— begin —

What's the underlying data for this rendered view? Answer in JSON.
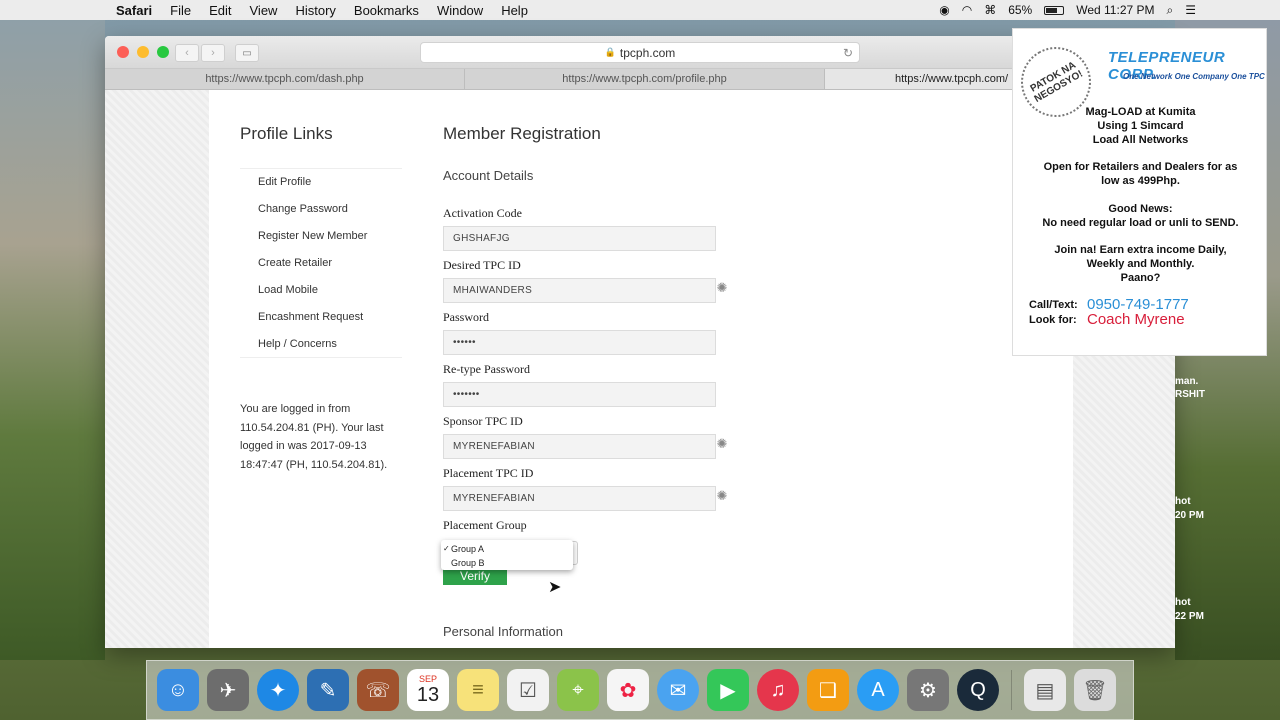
{
  "menubar": {
    "app": "Safari",
    "items": [
      "File",
      "Edit",
      "View",
      "History",
      "Bookmarks",
      "Window",
      "Help"
    ],
    "battery": "65%",
    "clock": "Wed 11:27 PM"
  },
  "browser": {
    "address": "tpcph.com",
    "tabs": [
      "https://www.tpcph.com/dash.php",
      "https://www.tpcph.com/profile.php",
      "https://www.tpcph.com/"
    ]
  },
  "sidebar": {
    "title": "Profile Links",
    "links": [
      "Edit Profile",
      "Change Password",
      "Register New Member",
      "Create Retailer",
      "Load Mobile",
      "Encashment Request",
      "Help / Concerns"
    ],
    "login_info": "You are logged in from 110.54.204.81 (PH). Your last logged in was 2017-09-13 18:47:47 (PH, 110.54.204.81)."
  },
  "form": {
    "title": "Member Registration",
    "account_section": "Account Details",
    "activation_code_label": "Activation Code",
    "activation_code_value": "GHSHAFJG",
    "tpc_id_label": "Desired TPC ID",
    "tpc_id_value": "MHAIWANDERS",
    "password_label": "Password",
    "password_value": "••••••",
    "retype_label": "Re-type Password",
    "retype_value": "•••••••",
    "sponsor_label": "Sponsor TPC ID",
    "sponsor_value": "MYRENEFABIAN",
    "placement_label": "Placement TPC ID",
    "placement_value": "MYRENEFABIAN",
    "group_label": "Placement Group",
    "group_options": [
      "Group A",
      "Group B"
    ],
    "verify_label": "Verify",
    "personal_section": "Personal Information"
  },
  "ad": {
    "badge": "PATOK NA NEGOSYO!",
    "logo": "TELEPRENEUR CORP.",
    "tagline": "One Network One Company One TPC",
    "line1": "Mag-LOAD at Kumita",
    "line2": "Using 1 Simcard",
    "line3": "Load All Networks",
    "line4": "Open for Retailers and Dealers for as",
    "line5": "low as 499Php.",
    "line6": "Good News:",
    "line7": "No need regular load or unli to SEND.",
    "line8": "Join na! Earn extra income Daily,",
    "line9": "Weekly and Monthly.",
    "line10": "Paano?",
    "call_label": "Call/Text:",
    "look_label": "Look for:",
    "phone": "0950-749-1777",
    "coach": "Coach Myrene"
  },
  "desktop": {
    "label1a": "man.",
    "label1b": "RSHIT",
    "label2a": "hot",
    "label2b": "20 PM",
    "label3a": "hot",
    "label3b": "22 PM"
  },
  "dock": {
    "calendar_month": "SEP",
    "calendar_day": "13"
  },
  "colors": {
    "verify_green": "#2ea24a",
    "ad_blue": "#2a8fd6",
    "ad_red": "#d81e3a"
  }
}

— end —

_Set task_:
Reproduce the listing word for word and omit its pictures.

_Task answer_:
What's the underlying data for this rendered view? Answer in JSON.
{
  "menubar": {
    "app": "Safari",
    "items": [
      "File",
      "Edit",
      "View",
      "History",
      "Bookmarks",
      "Window",
      "Help"
    ],
    "battery": "65%",
    "clock": "Wed 11:27 PM"
  },
  "browser": {
    "address": "tpcph.com",
    "tabs": [
      "https://www.tpcph.com/dash.php",
      "https://www.tpcph.com/profile.php",
      "https://www.tpcph.com/"
    ]
  },
  "sidebar": {
    "title": "Profile Links",
    "links": [
      "Edit Profile",
      "Change Password",
      "Register New Member",
      "Create Retailer",
      "Load Mobile",
      "Encashment Request",
      "Help / Concerns"
    ],
    "login_info": "You are logged in from 110.54.204.81 (PH). Your last logged in was 2017-09-13 18:47:47 (PH, 110.54.204.81)."
  },
  "form": {
    "title": "Member Registration",
    "account_section": "Account Details",
    "activation_code_label": "Activation Code",
    "activation_code_value": "GHSHAFJG",
    "tpc_id_label": "Desired TPC ID",
    "tpc_id_value": "MHAIWANDERS",
    "password_label": "Password",
    "password_value": "••••••",
    "retype_label": "Re-type Password",
    "retype_value": "•••••••",
    "sponsor_label": "Sponsor TPC ID",
    "sponsor_value": "MYRENEFABIAN",
    "placement_label": "Placement TPC ID",
    "placement_value": "MYRENEFABIAN",
    "group_label": "Placement Group",
    "group_options": [
      "Group A",
      "Group B"
    ],
    "verify_label": "Verify",
    "personal_section": "Personal Information"
  },
  "ad": {
    "badge": "PATOK NA NEGOSYO!",
    "logo": "TELEPRENEUR CORP.",
    "tagline": "One Network One Company One TPC",
    "line1": "Mag-LOAD at Kumita",
    "line2": "Using 1 Simcard",
    "line3": "Load All Networks",
    "line4": "Open for Retailers and Dealers for as",
    "line5": "low as 499Php.",
    "line6": "Good News:",
    "line7": "No need regular load or unli to SEND.",
    "line8": "Join na! Earn extra income Daily,",
    "line9": "Weekly and Monthly.",
    "line10": "Paano?",
    "call_label": "Call/Text:",
    "look_label": "Look for:",
    "phone": "0950-749-1777",
    "coach": "Coach Myrene"
  },
  "desktop": {
    "label1a": "man.",
    "label1b": "RSHIT",
    "label2a": "hot",
    "label2b": "20 PM",
    "label3a": "hot",
    "label3b": "22 PM"
  },
  "dock": {
    "calendar_month": "SEP",
    "calendar_day": "13"
  },
  "colors": {
    "verify_green": "#2ea24a",
    "ad_blue": "#2a8fd6",
    "ad_red": "#d81e3a"
  }
}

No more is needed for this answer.